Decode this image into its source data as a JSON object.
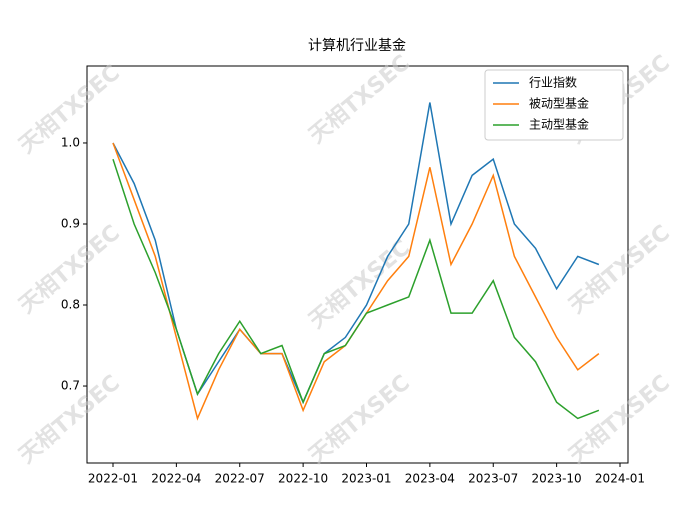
{
  "chart_data": {
    "type": "line",
    "title": "计算机行业基金",
    "x": [
      "2022-01",
      "2022-02",
      "2022-03",
      "2022-04",
      "2022-05",
      "2022-06",
      "2022-07",
      "2022-08",
      "2022-09",
      "2022-10",
      "2022-11",
      "2022-12",
      "2023-01",
      "2023-02",
      "2023-03",
      "2023-04",
      "2023-05",
      "2023-06",
      "2023-07",
      "2023-08",
      "2023-09",
      "2023-10",
      "2023-11",
      "2023-12"
    ],
    "series": [
      {
        "name": "行业指数",
        "color": "#1f77b4",
        "values": [
          1.0,
          0.95,
          0.88,
          0.77,
          0.69,
          0.73,
          0.77,
          0.74,
          0.74,
          0.68,
          0.74,
          0.76,
          0.8,
          0.86,
          0.9,
          1.05,
          0.9,
          0.96,
          0.98,
          0.9,
          0.87,
          0.82,
          0.86,
          0.85
        ]
      },
      {
        "name": "被动型基金",
        "color": "#ff7f0e",
        "values": [
          1.0,
          0.93,
          0.86,
          0.76,
          0.66,
          0.72,
          0.77,
          0.74,
          0.74,
          0.67,
          0.73,
          0.75,
          0.79,
          0.83,
          0.86,
          0.97,
          0.85,
          0.9,
          0.96,
          0.86,
          0.81,
          0.76,
          0.72,
          0.74
        ]
      },
      {
        "name": "主动型基金",
        "color": "#2ca02c",
        "values": [
          0.98,
          0.9,
          0.84,
          0.77,
          0.69,
          0.74,
          0.78,
          0.74,
          0.75,
          0.68,
          0.74,
          0.75,
          0.79,
          0.8,
          0.81,
          0.88,
          0.79,
          0.79,
          0.83,
          0.76,
          0.73,
          0.68,
          0.66,
          0.67
        ]
      }
    ],
    "xticks": [
      "2022-01",
      "2022-04",
      "2022-07",
      "2022-10",
      "2023-01",
      "2023-04",
      "2023-07",
      "2023-10",
      "2024-01"
    ],
    "ylim": [
      0.605,
      1.095
    ],
    "yticks": [
      0.7,
      0.8,
      0.9,
      {
        "value": 1.0,
        "label": "1.0"
      }
    ],
    "legend": "upper-right",
    "watermark": "天相TXSEC"
  }
}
------------------------
» **WORK TO BE COMPLETED**:
Search the material above for "color". Pull out each line where it shows up.

» **ANSWER TO THIS TASK**:
        "color": "#1f77b4",
        "color": "#ff7f0e",
        "color": "#2ca02c",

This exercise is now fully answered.